===== DATA ENTRIES =====

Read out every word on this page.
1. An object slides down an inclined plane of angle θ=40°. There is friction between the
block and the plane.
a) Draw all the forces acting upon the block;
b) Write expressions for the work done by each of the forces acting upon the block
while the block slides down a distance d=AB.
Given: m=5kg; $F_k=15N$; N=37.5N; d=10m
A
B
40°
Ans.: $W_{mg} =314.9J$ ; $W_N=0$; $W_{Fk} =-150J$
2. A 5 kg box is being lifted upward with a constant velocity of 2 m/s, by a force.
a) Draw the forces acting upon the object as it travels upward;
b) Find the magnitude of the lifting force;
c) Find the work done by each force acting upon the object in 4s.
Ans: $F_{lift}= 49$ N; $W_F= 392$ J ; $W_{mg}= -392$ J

=====
===== DATA ENTRIES =====

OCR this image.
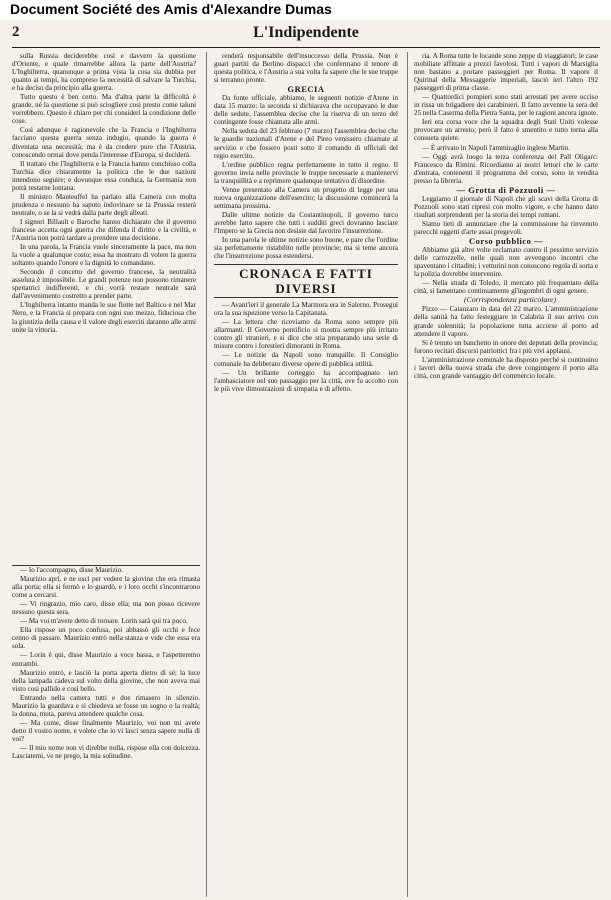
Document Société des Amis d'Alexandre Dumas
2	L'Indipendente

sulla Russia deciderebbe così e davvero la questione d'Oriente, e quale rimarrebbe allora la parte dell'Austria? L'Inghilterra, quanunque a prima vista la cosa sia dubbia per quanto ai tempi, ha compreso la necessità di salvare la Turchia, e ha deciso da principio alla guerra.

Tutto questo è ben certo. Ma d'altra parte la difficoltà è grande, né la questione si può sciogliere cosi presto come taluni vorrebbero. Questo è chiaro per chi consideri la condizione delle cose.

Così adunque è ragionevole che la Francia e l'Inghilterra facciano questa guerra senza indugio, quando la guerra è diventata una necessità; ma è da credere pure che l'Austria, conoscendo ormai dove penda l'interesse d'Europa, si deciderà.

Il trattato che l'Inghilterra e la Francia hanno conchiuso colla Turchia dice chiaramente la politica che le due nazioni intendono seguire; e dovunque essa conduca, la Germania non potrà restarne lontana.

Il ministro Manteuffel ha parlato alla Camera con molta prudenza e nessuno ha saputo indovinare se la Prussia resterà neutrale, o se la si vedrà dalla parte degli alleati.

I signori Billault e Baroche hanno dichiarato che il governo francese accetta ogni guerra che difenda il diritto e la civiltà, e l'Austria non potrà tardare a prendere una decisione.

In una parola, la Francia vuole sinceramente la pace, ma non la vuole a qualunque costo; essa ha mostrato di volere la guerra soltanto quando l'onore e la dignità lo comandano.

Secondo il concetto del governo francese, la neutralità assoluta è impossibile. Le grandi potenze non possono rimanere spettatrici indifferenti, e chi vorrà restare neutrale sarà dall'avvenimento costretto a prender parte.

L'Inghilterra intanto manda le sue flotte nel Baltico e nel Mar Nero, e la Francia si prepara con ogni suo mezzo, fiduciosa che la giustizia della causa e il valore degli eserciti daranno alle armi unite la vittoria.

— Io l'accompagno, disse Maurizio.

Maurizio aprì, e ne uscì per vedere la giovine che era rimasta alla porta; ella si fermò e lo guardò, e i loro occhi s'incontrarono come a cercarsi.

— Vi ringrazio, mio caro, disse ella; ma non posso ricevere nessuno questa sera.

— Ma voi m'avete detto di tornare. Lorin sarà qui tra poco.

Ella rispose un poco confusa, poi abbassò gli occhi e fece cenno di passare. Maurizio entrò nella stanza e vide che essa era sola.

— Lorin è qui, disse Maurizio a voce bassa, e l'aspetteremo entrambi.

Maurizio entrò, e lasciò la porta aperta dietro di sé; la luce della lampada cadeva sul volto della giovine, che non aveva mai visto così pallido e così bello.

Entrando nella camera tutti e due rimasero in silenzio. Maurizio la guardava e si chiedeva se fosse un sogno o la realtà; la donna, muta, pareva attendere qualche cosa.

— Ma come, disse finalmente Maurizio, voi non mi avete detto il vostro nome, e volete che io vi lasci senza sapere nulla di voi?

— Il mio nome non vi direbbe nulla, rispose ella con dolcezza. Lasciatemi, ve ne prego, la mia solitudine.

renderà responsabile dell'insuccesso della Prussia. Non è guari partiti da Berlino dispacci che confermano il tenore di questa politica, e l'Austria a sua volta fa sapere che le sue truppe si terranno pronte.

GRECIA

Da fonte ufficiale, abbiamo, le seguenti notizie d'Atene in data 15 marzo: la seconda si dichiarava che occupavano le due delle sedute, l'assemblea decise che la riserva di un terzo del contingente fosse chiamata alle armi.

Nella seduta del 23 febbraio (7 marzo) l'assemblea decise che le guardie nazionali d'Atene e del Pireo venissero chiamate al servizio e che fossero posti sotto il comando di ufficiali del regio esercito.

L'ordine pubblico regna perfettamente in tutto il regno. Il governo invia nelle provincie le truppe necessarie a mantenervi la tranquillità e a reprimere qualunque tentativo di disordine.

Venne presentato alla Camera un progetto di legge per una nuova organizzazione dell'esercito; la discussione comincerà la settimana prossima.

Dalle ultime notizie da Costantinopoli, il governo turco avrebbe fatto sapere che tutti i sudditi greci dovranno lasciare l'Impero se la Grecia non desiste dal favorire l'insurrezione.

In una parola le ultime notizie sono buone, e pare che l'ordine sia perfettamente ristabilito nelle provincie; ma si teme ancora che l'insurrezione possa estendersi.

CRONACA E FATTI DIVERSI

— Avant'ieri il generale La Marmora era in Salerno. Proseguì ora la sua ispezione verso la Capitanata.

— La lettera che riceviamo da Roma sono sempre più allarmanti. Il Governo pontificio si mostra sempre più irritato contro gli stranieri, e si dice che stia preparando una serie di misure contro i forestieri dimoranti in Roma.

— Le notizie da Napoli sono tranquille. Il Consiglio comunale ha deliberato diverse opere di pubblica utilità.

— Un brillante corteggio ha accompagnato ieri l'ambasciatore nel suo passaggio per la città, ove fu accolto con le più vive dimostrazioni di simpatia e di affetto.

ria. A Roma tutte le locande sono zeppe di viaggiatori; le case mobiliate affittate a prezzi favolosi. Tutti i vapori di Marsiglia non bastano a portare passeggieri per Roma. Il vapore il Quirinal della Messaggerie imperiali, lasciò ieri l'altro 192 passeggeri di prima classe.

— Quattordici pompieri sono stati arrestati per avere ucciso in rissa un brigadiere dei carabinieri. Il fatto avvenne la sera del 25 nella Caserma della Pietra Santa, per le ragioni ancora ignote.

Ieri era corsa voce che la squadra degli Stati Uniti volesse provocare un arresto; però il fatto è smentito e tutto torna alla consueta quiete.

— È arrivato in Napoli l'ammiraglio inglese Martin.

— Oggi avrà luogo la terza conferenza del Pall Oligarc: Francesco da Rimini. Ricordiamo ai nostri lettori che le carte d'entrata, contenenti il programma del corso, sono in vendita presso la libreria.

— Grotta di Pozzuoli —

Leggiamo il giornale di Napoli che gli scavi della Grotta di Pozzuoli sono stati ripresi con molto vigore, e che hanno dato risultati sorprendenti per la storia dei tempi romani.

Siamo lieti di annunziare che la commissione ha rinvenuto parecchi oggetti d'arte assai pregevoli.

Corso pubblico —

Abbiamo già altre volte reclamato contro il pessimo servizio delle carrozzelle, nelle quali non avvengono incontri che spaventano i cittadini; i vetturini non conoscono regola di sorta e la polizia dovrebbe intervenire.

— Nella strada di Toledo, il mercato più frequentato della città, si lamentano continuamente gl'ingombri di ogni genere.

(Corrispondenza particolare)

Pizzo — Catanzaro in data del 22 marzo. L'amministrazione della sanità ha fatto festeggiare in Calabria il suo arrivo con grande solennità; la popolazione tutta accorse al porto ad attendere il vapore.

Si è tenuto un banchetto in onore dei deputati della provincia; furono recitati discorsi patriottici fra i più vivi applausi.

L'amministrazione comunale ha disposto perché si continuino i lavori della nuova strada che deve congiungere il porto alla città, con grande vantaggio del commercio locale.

=====

THE EXERCISE |
Which lines of the data include "occhi"? Copy each of them.

RESULT OF THE EXERCISE |
Maurizio aprì, e ne uscì per vedere la giovine che era rimasta alla porta; ella si fermò e lo guardò, e i loro occhi s'incontrarono come a cercarsi.
Ella rispose un poco confusa, poi abbassò gli occhi e fece cenno di passare. Maurizio entrò nella stanza e vide che essa era sola.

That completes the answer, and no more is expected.